• _Task details_: In the CIA Factbook SQL project below, what year does the `population` column reflect?
* begin Document passage *
# Analyzing CIA Factbook Data Using SQL

In this project, we'll work with data from the CIA World Factbook, a compendium of statistics about all of the countries on Earth. 

The Factbook contains demographic information like:

- `population` - The population as of 2015.
- `population_growth` - The annual population growth rate, as a percentage.
- `area` - The total land and water area.

In [32]:
import sqlalchemy

sqlalchemy.create_engine('sqlite:///factbook.db')
%load_ext sql
%sql sqlite:///factbook.db

The sql extension is already loaded. To reload it, use:
  %reload_ext sql


'Connected: @factbook.db'

In [33]:
%%sql
SELECT *
  FROM sqlite_master
 WHERE type='table';

 * sqlite:///factbook.db
Done.


type,name,tbl_name,rootpage,sql
table,sqlite_sequence,sqlite_sequence,3,"CREATE TABLE sqlite_sequence(name,seq)"
table,facts,facts,47,"CREATE TABLE ""facts"" (""id"" INTEGER PRIMARY KEY AUTOINCREMENT NOT NULL, ""code"" varchar(255) NOT NULL, ""name"" varchar(255) NOT NULL, ""area"" integer, ""area_land"" integer, ""area_water"" integer, ""population"" integer, ""population_growth"" float, ""birth_rate"" float, ""death_rate"" float, ""migration_rate"" float)"


## Data overview

Let's display the first 5 rows of the table `facts` and get familiar with the data.
* end Document passage *
* begin Information supplied *
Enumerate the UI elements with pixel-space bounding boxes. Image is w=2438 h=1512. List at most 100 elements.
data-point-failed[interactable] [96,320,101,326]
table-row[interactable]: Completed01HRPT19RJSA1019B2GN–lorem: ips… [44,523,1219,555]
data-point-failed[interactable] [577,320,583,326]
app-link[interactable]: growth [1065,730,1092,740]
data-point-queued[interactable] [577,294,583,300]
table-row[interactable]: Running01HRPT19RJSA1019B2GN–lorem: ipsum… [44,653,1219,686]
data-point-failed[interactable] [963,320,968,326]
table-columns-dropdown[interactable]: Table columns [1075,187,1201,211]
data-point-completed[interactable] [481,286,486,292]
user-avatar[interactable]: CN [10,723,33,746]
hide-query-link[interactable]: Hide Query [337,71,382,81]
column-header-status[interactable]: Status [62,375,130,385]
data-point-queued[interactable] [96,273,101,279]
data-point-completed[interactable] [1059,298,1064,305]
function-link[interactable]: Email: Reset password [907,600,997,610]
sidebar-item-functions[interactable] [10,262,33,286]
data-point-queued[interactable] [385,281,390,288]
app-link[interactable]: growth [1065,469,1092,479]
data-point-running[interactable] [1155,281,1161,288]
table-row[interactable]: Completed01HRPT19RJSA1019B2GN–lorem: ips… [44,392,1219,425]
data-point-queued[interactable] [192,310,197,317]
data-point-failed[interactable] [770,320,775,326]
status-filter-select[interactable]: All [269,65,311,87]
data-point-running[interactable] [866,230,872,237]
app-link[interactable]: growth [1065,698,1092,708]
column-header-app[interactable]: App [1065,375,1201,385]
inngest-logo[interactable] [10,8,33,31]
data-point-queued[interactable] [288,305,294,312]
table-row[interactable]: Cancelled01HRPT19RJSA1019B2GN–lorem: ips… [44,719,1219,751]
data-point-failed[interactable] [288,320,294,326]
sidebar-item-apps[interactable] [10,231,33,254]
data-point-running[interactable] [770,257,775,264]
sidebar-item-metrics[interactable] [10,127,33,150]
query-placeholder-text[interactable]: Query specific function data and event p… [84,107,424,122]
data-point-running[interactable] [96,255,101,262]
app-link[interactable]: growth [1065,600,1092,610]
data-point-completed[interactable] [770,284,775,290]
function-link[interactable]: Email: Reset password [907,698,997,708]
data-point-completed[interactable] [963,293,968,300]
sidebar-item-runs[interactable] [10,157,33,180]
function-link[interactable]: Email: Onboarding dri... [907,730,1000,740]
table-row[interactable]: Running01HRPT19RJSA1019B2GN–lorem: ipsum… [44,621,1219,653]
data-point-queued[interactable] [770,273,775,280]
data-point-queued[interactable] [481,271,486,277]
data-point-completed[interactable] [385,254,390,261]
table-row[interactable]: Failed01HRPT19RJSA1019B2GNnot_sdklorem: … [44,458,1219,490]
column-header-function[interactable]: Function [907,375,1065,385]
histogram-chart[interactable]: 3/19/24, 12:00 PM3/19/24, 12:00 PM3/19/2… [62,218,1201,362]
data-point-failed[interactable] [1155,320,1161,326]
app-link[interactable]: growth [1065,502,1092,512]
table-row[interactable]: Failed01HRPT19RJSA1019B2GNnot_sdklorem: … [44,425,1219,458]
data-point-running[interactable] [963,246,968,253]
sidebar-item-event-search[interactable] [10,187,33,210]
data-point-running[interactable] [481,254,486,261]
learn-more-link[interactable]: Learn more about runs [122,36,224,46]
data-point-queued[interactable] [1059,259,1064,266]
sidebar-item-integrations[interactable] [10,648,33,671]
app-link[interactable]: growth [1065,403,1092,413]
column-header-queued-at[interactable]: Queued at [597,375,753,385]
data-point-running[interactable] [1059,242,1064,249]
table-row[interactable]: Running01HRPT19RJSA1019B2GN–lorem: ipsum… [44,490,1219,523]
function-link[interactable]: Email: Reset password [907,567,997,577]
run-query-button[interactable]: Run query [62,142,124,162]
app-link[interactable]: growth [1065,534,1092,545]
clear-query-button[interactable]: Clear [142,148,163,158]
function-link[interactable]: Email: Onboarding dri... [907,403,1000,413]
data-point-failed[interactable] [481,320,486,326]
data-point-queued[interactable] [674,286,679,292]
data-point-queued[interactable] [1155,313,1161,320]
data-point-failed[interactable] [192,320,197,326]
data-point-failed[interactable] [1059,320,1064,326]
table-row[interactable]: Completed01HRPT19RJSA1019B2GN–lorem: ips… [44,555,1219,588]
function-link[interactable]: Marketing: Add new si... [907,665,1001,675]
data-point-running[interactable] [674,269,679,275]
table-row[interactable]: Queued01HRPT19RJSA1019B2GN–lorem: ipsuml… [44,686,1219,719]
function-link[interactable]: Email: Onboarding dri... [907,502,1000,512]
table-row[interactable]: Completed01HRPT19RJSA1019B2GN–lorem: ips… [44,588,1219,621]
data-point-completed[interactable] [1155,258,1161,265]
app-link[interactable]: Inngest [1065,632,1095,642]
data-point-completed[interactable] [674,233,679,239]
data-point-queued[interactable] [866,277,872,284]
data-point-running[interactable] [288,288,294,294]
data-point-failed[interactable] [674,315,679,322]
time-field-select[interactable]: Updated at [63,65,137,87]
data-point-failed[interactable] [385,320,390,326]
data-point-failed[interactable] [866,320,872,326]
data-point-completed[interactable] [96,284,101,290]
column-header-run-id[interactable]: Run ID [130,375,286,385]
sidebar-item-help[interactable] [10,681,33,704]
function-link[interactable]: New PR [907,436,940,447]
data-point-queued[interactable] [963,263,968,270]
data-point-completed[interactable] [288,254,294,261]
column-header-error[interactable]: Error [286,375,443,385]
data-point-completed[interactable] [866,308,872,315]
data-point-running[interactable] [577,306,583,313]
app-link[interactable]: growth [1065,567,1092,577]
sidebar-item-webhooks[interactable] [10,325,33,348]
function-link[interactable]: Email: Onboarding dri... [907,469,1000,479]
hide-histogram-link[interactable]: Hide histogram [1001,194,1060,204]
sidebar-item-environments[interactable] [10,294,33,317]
* end Information supplied *
• _Result for this task_: 2015